TASK GOAL:
Copy every line of the data exactly, leaving nothing out.

[begin LISTING]

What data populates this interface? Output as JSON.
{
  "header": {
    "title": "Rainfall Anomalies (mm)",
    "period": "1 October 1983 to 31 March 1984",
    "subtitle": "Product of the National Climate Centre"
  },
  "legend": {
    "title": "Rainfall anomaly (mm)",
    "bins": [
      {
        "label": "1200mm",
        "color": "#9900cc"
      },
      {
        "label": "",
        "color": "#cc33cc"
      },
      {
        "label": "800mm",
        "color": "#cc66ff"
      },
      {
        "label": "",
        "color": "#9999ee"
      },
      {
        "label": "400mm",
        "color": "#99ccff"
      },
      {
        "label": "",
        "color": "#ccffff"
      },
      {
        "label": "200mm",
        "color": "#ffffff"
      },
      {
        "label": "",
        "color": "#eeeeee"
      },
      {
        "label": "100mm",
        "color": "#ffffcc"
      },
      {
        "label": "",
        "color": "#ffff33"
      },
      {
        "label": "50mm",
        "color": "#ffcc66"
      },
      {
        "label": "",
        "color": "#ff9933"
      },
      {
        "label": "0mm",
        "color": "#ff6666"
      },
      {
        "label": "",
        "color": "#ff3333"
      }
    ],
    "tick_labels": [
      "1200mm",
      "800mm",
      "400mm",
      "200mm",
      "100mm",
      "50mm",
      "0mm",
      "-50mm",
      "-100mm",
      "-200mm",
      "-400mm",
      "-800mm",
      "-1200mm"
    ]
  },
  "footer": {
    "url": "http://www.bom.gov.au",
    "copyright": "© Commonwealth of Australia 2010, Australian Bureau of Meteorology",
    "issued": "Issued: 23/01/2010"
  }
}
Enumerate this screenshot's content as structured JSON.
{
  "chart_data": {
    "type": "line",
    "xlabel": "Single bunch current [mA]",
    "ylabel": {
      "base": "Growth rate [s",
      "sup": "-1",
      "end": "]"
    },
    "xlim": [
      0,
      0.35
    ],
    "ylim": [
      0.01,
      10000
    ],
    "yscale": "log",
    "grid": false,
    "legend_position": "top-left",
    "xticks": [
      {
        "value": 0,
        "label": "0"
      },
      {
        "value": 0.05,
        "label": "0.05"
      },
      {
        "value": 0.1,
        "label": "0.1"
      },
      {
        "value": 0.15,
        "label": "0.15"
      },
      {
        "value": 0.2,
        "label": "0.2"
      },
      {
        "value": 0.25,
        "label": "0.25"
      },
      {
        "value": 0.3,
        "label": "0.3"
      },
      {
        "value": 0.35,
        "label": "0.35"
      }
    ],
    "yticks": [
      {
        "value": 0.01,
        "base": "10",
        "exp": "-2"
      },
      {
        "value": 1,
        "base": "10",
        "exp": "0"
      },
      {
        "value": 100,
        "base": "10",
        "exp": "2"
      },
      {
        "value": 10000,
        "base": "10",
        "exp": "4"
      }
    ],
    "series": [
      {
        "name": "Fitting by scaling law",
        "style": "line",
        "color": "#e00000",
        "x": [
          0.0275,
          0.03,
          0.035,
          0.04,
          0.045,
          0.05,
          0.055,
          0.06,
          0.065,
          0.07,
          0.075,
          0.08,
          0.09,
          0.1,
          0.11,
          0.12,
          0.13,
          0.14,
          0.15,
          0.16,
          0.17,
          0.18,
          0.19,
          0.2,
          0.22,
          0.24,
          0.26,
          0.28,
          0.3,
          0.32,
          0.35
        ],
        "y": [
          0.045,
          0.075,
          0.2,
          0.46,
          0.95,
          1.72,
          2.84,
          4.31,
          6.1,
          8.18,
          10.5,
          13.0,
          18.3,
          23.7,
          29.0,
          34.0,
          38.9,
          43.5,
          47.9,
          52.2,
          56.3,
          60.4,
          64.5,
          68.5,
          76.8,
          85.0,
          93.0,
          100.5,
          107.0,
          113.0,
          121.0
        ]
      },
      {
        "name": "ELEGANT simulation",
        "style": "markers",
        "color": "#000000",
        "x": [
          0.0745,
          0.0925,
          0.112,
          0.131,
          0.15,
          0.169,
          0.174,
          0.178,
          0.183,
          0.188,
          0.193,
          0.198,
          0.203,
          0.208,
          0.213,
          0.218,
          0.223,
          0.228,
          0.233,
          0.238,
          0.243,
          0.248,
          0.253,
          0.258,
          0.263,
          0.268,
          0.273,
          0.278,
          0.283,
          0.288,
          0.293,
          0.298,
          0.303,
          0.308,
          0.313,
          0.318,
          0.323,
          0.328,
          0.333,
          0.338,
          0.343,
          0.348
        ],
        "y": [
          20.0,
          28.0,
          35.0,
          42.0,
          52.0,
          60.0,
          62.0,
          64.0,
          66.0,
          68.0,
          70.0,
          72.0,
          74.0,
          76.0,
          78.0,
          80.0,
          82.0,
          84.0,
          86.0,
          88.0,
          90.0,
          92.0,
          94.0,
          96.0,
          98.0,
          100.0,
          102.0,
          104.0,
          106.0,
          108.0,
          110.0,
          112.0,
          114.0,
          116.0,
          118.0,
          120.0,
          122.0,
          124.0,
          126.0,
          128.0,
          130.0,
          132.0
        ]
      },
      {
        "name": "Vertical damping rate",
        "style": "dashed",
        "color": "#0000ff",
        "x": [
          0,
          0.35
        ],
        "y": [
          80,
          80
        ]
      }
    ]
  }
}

[end LISTING]

THE RESULT:
What data populates this interface? Output as JSON.
{
  "header": {
    "title": "Rainfall Anomalies (mm)",
    "period": "1 October 1983 to 31 March 1984",
    "subtitle": "Product of the National Climate Centre"
  },
  "legend": {
    "title": "Rainfall anomaly (mm)",
    "bins": [
      {
        "label": "1200mm",
        "color": "#9900cc"
      },
      {
        "label": "",
        "color": "#cc33cc"
      },
      {
        "label": "800mm",
        "color": "#cc66ff"
      },
      {
        "label": "",
        "color": "#9999ee"
      },
      {
        "label": "400mm",
        "color": "#99ccff"
      },
      {
        "label": "",
        "color": "#ccffff"
      },
      {
        "label": "200mm",
        "color": "#ffffff"
      },
      {
        "label": "",
        "color": "#eeeeee"
      },
      {
        "label": "100mm",
        "color": "#ffffcc"
      },
      {
        "label": "",
        "color": "#ffff33"
      },
      {
        "label": "50mm",
        "color": "#ffcc66"
      },
      {
        "label": "",
        "color": "#ff9933"
      },
      {
        "label": "0mm",
        "color": "#ff6666"
      },
      {
        "label": "",
        "color": "#ff3333"
      }
    ],
    "tick_labels": [
      "1200mm",
      "800mm",
      "400mm",
      "200mm",
      "100mm",
      "50mm",
      "0mm",
      "-50mm",
      "-100mm",
      "-200mm",
      "-400mm",
      "-800mm",
      "-1200mm"
    ]
  },
  "footer": {
    "url": "http://www.bom.gov.au",
    "copyright": "© Commonwealth of Australia 2010, Australian Bureau of Meteorology",
    "issued": "Issued: 23/01/2010"
  }
}
Enumerate this screenshot's content as structured JSON.
{
  "chart_data": {
    "type": "line",
    "xlabel": "Single bunch current [mA]",
    "ylabel": {
      "base": "Growth rate [s",
      "sup": "-1",
      "end": "]"
    },
    "xlim": [
      0,
      0.35
    ],
    "ylim": [
      0.01,
      10000
    ],
    "yscale": "log",
    "grid": false,
    "legend_position": "top-left",
    "xticks": [
      {
        "value": 0,
        "label": "0"
      },
      {
        "value": 0.05,
        "label": "0.05"
      },
      {
        "value": 0.1,
        "label": "0.1"
      },
      {
        "value": 0.15,
        "label": "0.15"
      },
      {
        "value": 0.2,
        "label": "0.2"
      },
      {
        "value": 0.25,
        "label": "0.25"
      },
      {
        "value": 0.3,
        "label": "0.3"
      },
      {
        "value": 0.35,
        "label": "0.35"
      }
    ],
    "yticks": [
      {
        "value": 0.01,
        "base": "10",
        "exp": "-2"
      },
      {
        "value": 1,
        "base": "10",
        "exp": "0"
      },
      {
        "value": 100,
        "base": "10",
        "exp": "2"
      },
      {
        "value": 10000,
        "base": "10",
        "exp": "4"
      }
    ],
    "series": [
      {
        "name": "Fitting by scaling law",
        "style": "line",
        "color": "#e00000",
        "x": [
          0.0275,
          0.03,
          0.035,
          0.04,
          0.045,
          0.05,
          0.055,
          0.06,
          0.065,
          0.07,
          0.075,
          0.08,
          0.09,
          0.1,
          0.11,
          0.12,
          0.13,
          0.14,
          0.15,
          0.16,
          0.17,
          0.18,
          0.19,
          0.2,
          0.22,
          0.24,
          0.26,
          0.28,
          0.3,
          0.32,
          0.35
        ],
        "y": [
          0.045,
          0.075,
          0.2,
          0.46,
          0.95,
          1.72,
          2.84,
          4.31,
          6.1,
          8.18,
          10.5,
          13.0,
          18.3,
          23.7,
          29.0,
          34.0,
          38.9,
          43.5,
          47.9,
          52.2,
          56.3,
          60.4,
          64.5,
          68.5,
          76.8,
          85.0,
          93.0,
          100.5,
          107.0,
          113.0,
          121.0
        ]
      },
      {
        "name": "ELEGANT simulation",
        "style": "markers",
        "color": "#000000",
        "x": [
          0.0745,
          0.0925,
          0.112,
          0.131,
          0.15,
          0.169,
          0.174,
          0.178,
          0.183,
          0.188,
          0.193,
          0.198,
          0.203,
          0.208,
          0.213,
          0.218,
          0.223,
          0.228,
          0.233,
          0.238,
          0.243,
          0.248,
          0.253,
          0.258,
          0.263,
          0.268,
          0.273,
          0.278,
          0.283,
          0.288,
          0.293,
          0.298,
          0.303,
          0.308,
          0.313,
          0.318,
          0.323,
          0.328,
          0.333,
          0.338,
          0.343,
          0.348
        ],
        "y": [
          20.0,
          28.0,
          35.0,
          42.0,
          52.0,
          60.0,
          62.0,
          64.0,
          66.0,
          68.0,
          70.0,
          72.0,
          74.0,
          76.0,
          78.0,
          80.0,
          82.0,
          84.0,
          86.0,
          88.0,
          90.0,
          92.0,
          94.0,
          96.0,
          98.0,
          100.0,
          102.0,
          104.0,
          106.0,
          108.0,
          110.0,
          112.0,
          114.0,
          116.0,
          118.0,
          120.0,
          122.0,
          124.0,
          126.0,
          128.0,
          130.0,
          132.0
        ]
      },
      {
        "name": "Vertical damping rate",
        "style": "dashed",
        "color": "#0000ff",
        "x": [
          0,
          0.35
        ],
        "y": [
          80,
          80
        ]
      }
    ]
  }
}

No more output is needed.